:: TASK TO COMPLETE ::
Transcribe the records in full, keeping every character as it is.

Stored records
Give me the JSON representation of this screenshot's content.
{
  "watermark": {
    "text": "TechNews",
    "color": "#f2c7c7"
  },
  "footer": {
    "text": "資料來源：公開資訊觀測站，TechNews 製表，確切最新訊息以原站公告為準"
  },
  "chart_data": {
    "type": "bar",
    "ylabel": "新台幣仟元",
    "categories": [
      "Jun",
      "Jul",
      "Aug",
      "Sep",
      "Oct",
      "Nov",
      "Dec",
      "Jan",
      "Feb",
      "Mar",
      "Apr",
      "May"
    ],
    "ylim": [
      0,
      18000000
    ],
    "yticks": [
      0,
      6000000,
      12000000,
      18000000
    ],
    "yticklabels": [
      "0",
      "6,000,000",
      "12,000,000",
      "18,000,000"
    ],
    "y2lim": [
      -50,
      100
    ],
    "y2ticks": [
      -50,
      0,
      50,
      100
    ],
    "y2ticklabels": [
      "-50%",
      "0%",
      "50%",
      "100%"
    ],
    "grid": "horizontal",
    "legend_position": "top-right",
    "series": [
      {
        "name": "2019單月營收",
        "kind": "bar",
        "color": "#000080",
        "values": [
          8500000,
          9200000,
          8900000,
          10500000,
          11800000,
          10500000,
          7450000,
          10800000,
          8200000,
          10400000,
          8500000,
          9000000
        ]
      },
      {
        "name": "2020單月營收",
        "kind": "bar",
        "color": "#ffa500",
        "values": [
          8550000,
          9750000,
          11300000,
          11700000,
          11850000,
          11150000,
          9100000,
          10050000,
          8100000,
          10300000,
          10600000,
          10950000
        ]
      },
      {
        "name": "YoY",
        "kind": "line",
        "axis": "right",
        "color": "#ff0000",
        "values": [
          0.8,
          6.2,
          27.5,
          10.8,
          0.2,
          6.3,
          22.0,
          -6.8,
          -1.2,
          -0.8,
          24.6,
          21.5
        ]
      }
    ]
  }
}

:: RESULT ::
Give me the JSON representation of this screenshot's content.
{
  "watermark": {
    "text": "TechNews",
    "color": "#f2c7c7"
  },
  "footer": {
    "text": "資料來源：公開資訊觀測站，TechNews 製表，確切最新訊息以原站公告為準"
  },
  "chart_data": {
    "type": "bar",
    "ylabel": "新台幣仟元",
    "categories": [
      "Jun",
      "Jul",
      "Aug",
      "Sep",
      "Oct",
      "Nov",
      "Dec",
      "Jan",
      "Feb",
      "Mar",
      "Apr",
      "May"
    ],
    "ylim": [
      0,
      18000000
    ],
    "yticks": [
      0,
      6000000,
      12000000,
      18000000
    ],
    "yticklabels": [
      "0",
      "6,000,000",
      "12,000,000",
      "18,000,000"
    ],
    "y2lim": [
      -50,
      100
    ],
    "y2ticks": [
      -50,
      0,
      50,
      100
    ],
    "y2ticklabels": [
      "-50%",
      "0%",
      "50%",
      "100%"
    ],
    "grid": "horizontal",
    "legend_position": "top-right",
    "series": [
      {
        "name": "2019單月營收",
        "kind": "bar",
        "color": "#000080",
        "values": [
          8500000,
          9200000,
          8900000,
          10500000,
          11800000,
          10500000,
          7450000,
          10800000,
          8200000,
          10400000,
          8500000,
          9000000
        ]
      },
      {
        "name": "2020單月營收",
        "kind": "bar",
        "color": "#ffa500",
        "values": [
          8550000,
          9750000,
          11300000,
          11700000,
          11850000,
          11150000,
          9100000,
          10050000,
          8100000,
          10300000,
          10600000,
          10950000
        ]
      },
      {
        "name": "YoY",
        "kind": "line",
        "axis": "right",
        "color": "#ff0000",
        "values": [
          0.8,
          6.2,
          27.5,
          10.8,
          0.2,
          6.3,
          22.0,
          -6.8,
          -1.2,
          -0.8,
          24.6,
          21.5
        ]
      }
    ]
  }
}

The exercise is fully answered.